State the number of lines where "title" appears. Add nothing else.

» Task material:
╔══
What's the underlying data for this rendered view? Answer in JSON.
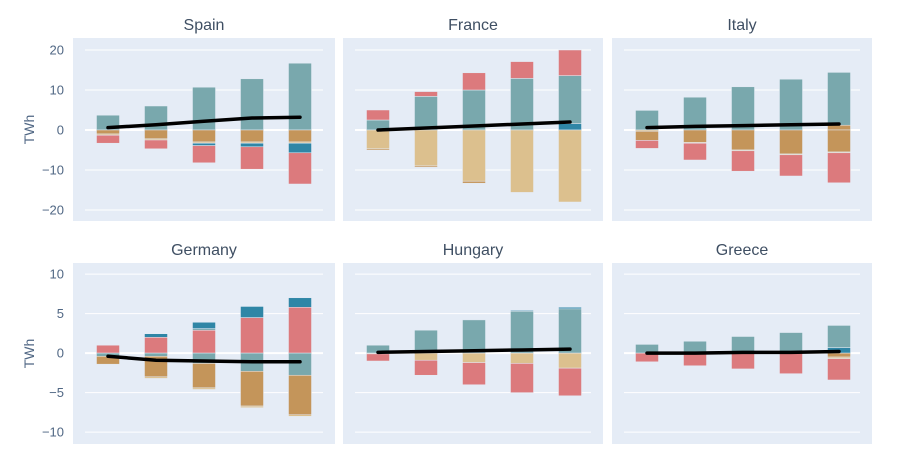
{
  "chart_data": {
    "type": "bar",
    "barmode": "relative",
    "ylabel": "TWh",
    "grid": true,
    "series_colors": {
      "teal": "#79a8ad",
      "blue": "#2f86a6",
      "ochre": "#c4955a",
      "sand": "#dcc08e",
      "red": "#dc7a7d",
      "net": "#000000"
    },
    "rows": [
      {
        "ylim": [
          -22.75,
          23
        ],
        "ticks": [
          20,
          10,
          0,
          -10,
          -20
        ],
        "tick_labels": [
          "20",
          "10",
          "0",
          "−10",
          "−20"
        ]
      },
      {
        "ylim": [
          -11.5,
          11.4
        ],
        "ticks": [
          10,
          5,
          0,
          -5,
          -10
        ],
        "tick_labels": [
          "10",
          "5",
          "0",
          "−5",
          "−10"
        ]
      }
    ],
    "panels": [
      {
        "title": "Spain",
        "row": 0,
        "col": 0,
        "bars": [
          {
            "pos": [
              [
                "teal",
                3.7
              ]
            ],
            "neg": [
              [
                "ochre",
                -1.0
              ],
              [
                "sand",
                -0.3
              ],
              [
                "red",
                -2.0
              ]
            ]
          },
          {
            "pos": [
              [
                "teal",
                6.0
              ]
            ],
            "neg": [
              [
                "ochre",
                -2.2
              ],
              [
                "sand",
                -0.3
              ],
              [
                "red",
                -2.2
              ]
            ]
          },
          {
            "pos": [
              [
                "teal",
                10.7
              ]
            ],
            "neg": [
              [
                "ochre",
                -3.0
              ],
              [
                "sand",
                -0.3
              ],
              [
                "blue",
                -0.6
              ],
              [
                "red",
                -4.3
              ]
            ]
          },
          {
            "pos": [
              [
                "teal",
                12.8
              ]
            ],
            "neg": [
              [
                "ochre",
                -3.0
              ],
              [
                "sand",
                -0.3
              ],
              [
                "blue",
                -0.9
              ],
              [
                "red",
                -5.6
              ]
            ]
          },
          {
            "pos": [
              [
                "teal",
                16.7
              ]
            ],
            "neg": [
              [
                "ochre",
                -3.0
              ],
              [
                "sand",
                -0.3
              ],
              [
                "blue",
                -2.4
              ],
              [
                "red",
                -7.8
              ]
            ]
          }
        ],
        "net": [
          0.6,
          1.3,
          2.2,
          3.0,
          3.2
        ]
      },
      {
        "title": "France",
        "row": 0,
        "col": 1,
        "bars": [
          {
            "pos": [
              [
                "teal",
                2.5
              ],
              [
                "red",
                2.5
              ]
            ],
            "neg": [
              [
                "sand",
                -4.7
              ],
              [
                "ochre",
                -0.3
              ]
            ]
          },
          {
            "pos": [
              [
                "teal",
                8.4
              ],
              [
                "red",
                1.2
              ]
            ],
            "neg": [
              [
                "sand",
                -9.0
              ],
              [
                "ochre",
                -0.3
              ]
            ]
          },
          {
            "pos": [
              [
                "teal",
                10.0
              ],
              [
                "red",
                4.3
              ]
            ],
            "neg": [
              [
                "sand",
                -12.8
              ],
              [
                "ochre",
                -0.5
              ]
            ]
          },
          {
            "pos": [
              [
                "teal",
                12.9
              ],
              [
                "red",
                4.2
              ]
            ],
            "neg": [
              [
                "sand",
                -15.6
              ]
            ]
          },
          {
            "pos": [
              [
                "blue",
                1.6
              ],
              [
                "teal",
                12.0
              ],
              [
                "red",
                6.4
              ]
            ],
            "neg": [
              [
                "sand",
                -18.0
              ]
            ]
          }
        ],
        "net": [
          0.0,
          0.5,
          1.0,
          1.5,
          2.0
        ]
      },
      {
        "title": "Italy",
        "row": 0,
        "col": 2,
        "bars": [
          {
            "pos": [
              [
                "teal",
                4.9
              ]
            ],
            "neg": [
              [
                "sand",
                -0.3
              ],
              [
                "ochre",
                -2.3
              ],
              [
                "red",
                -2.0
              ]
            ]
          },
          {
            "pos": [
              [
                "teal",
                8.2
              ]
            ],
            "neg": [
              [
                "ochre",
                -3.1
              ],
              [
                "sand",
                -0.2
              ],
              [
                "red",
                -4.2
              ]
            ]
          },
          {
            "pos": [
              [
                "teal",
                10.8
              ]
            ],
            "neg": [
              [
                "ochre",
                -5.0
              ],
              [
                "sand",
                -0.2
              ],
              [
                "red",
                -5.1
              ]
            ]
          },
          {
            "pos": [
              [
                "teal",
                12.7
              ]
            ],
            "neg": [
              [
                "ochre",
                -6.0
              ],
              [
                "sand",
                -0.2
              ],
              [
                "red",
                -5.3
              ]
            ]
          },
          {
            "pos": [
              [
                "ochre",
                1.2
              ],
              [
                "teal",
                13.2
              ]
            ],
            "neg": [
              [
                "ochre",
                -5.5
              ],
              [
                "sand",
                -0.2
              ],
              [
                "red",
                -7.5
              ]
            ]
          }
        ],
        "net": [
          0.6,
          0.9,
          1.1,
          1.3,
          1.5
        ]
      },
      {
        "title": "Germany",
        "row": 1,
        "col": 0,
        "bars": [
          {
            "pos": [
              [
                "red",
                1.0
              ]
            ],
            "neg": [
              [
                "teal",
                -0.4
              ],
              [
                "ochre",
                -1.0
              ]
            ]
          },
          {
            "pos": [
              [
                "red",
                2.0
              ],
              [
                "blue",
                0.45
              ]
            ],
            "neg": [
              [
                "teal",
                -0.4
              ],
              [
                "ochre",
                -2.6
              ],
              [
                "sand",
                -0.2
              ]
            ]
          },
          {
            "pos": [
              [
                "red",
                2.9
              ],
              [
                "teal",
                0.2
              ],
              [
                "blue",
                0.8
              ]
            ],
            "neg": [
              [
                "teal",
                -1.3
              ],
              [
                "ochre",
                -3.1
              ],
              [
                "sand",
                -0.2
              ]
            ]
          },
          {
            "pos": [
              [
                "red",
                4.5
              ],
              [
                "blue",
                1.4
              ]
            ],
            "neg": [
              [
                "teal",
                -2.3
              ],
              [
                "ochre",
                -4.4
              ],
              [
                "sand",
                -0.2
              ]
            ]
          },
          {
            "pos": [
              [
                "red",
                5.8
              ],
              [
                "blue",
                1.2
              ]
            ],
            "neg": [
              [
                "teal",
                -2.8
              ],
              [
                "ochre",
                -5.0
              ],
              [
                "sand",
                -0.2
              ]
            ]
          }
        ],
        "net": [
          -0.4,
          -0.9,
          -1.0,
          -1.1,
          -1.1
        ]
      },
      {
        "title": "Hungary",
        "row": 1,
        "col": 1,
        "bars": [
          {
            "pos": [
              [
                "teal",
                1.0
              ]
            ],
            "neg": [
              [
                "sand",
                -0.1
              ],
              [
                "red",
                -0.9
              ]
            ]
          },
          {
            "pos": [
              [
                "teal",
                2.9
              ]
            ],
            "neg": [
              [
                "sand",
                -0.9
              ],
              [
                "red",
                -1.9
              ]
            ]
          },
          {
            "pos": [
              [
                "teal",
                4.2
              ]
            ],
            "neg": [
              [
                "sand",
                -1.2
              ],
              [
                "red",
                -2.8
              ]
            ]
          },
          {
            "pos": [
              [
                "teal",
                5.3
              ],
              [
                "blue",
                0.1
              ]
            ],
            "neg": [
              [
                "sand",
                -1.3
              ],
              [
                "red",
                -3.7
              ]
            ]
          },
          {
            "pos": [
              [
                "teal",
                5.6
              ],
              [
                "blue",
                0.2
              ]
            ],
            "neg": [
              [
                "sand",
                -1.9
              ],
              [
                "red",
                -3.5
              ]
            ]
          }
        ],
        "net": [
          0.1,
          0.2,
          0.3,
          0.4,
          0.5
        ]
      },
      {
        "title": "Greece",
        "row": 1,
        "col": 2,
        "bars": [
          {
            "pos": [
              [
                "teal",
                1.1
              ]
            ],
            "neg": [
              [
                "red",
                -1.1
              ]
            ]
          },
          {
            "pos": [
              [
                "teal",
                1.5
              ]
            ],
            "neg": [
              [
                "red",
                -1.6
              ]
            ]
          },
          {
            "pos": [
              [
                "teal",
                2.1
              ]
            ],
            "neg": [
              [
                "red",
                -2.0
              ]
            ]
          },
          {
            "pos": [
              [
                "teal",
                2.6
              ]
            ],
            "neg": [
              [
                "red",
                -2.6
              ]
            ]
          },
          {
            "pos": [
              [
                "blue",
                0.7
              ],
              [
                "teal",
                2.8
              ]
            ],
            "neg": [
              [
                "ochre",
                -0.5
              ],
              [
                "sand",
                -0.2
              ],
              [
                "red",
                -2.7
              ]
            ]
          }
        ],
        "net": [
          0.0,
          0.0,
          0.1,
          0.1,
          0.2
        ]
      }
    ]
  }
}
╚══
» Answer: 6